TEXT PROVIDED:
The tensile test was carried out with UTS RSA 250kN - universal test machine. The results are presented in Table 2 only for webs and flanges material. For each specimen is indicated the resulted yield strength (fy) and ultimate yield strength (fu). The stress-strain curves prove the normal steel behavior, i.e. an elastic behavior untill yielding, followed by a small yielding plateau, a strain hardening part until necking of the specimen at the ultimate tensile strength. Although the nominal value was 355 N/mm2 (MPa), the experimental measures indicated significant differences varying the thickness of plates. The different values for the yield limit, especially for flanges may have a significant influence on the member capacity.

Fig. (3). Tested coupons after tensile test (6, 8, 20, 15, 10 mm, starting from bottom left counterclockwise) [5].

Table 2. Real material mechanical properties.
Specimen Web Flanges
fy tw [MPa] fu tw [MPa] fy tf [MPa] fu tf [MPa]
C1_8 410 518 267 401
C2_6 319 493 267 401
C3_8 347 502 379 577
C4_6 388 500 379 577
C5_8 347 502 379 577
C6_6 388 500 379 577

2.3. Test Setup and Instrumentation

The testing setup is based on a very simple static scheme. The aim of this scheme is to replicate the real loading condition on a portal frame column, i.e. members subjected to bending moment and axial force (Fig. 4). The experimental specimen, put in a horizontal position, is pinned connected at the bottom end and is rigidly connected to a very stiff and strong loading element. The additional vertical cantilever loading element has a mobile pin near the testing element and is loaded at the opposite free end with a concentrated load, introduced by a hydraulic actuator. Also, this element is lateral restrained at the top in order to avoid out-of-plane displacement due to inherent imperfections. These restrains aim at preventing the rotation of the loading element around his own axis. This fact will avoid the rotation of the specimen around his weak axis. The distance between the loading application point and the specimen centroid, i.e. the load eccentricity, represent the ratio between the value of the bending moment and axial force. Having the same length, at each new experimental test, only the column specimen was replaced.

Fig. (4). Testing setup and loading scheme (bending moment diagram) [5].

The bottom simple support was designed in such a way to allow horizontal displacement and to prevent vertical displacement both upwards and downwards. For the bending moment to be transferred directly from the vertical column to the tested specimen, it was very important for the mobile pin to work properly. For this particular reason, a roller system was provided (Fig. 5). Besides allowing free horizontal displacement, the simple support prevented the appearance of a horizontal reaction force that would lead to the change of the bending moment diagram. The tested column was considered fixed at the left end and pinned at the right end. The fixed end was made through an extended end plate bolted connection with high strength steel M20 bolts grade 12.9, while the pinned end is made through a flush end connection, with high strength steel bolts M20 grade 8.8.

MATERIAL:
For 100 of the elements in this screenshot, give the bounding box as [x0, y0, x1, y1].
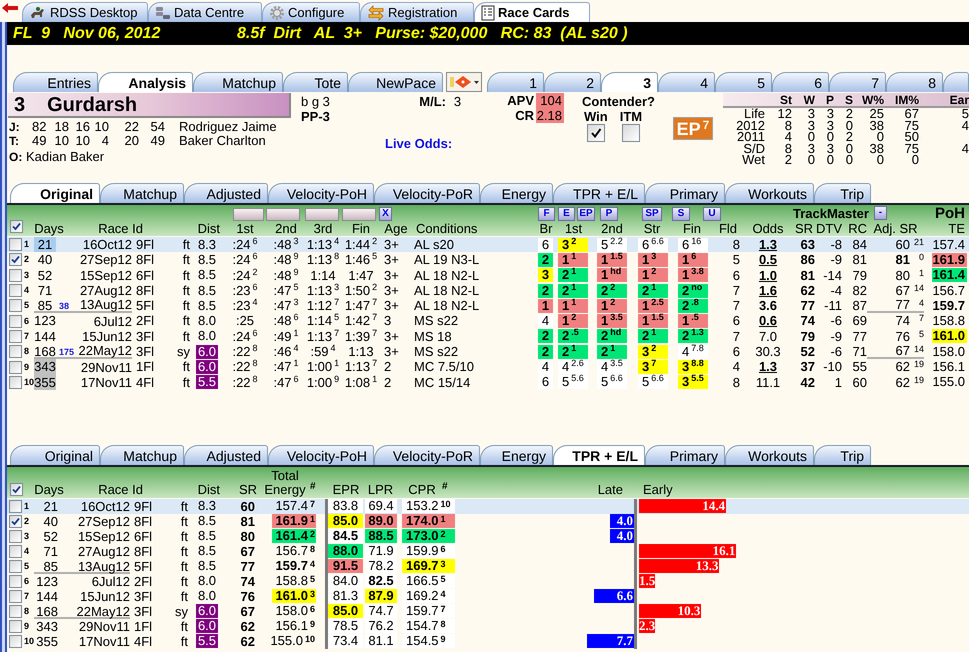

DIRECTIONS: Please write the next part of the passage on steel column testing, starting after its last sentence. The listing has no connection to the passage on steel column testing.

OUTPUT OF THE TASK:
Fig. (5). Boundary conditions for the test setup: a) – simple support –roller; b) pinned column base; c) rigid column connection [5].

The load was applied quasi-statically through a 1000 kN capacity Quiri hydraulic jack, in displacement control procedure with a displacement velocity of 3.33 mm/min. Overall view of the test setup is presented in Fig. (6). The in-plane and out-of-plane displacements were monitored during tests through a number of 18 Novotechnic displacement transducers (Fig. 4). Some of them measuring the absolute displacement of the indicated points related to points independent from the testing frame (e.g: D1,D3…D9), whilst some of the relative displacement between points located on the tested frame (e.g: D2f,b).

Fig. (6). Testing setup and specimen position [5].

3. EXPERIMENTAL RESULTS

The results obtained from the experimental investigation will be summarized in the form of tables and graphs. The results recorded during the tests, in terms of load (F) and displacements (d) were converted in terms of bending moment (M) and rotation (ϕ) and finally the (M-ϕ) curve was built.

The bending moment at the top of the column (left side of the specimen) was computed using Eq. (1) whilst the rotation of the specimen at the front of the vertical element was computed using Eq. (2):

(1)

Where: Mred,EX is the reduced bending moment at the column top; F is the applied horizontal force; Lr is the lever arm of the applied force, distance between point of applied force and the intersection of neutral axis of vertical column and of tapered column (Lr = 1.85m); Lcn is the nominal length of the column (3.6 m); Lca is the actual length of the column (Lca = 3.41m) (Fig. 4).

(2)

Where: ϕ is the rotation of the specimen with respect to its initial position; D1 is the measured displacement; Lr is the lever arm of the applied force (Lr = 1.85m).

The moment-rotation curves and failure modes, show the behavior of the tapered columns [6] (Figs. 1-12).

Fig. (7). C1_8 Specimen behavior curve and failure mode.

Fig. (8). C2_6 Specimen behavior curve and failure mode.

Fig. (9). C3_8 Specimen behavior curve and failure mode.

Fig. (10). C4_6 Specimen behavior curve and failure mode.

Fig. (11). C5_8 Specimen behavior curve and failure mode.

Fig. (12). C6_6 Specimen behavior curve and failure mode.

In the Table 3 are presented both the elastic (Fel) and ultimate (Fu) applied axial force, and corresponding bending moment (Mel and Mu), evaluated according to the procedure shown in Fig. (13). The elastic capacity of the experimental specimen will be considered and compared with the design capacity of the members.

Table 3. Experimental elastic and ultimate capacity.
Specimen Fel [kN] Fu [kN] Mel [kNm] Mu [kNm]
C1_8 273 279 478 488
C2_6 214 225 375 395
C3_8 253 261 443 457
C4_6 215 221 376 388
C5_8 298 309 521 541
C6_6 266 277 466 485
Fig. (13). ECCS procedure for the evaluation of Mel [7].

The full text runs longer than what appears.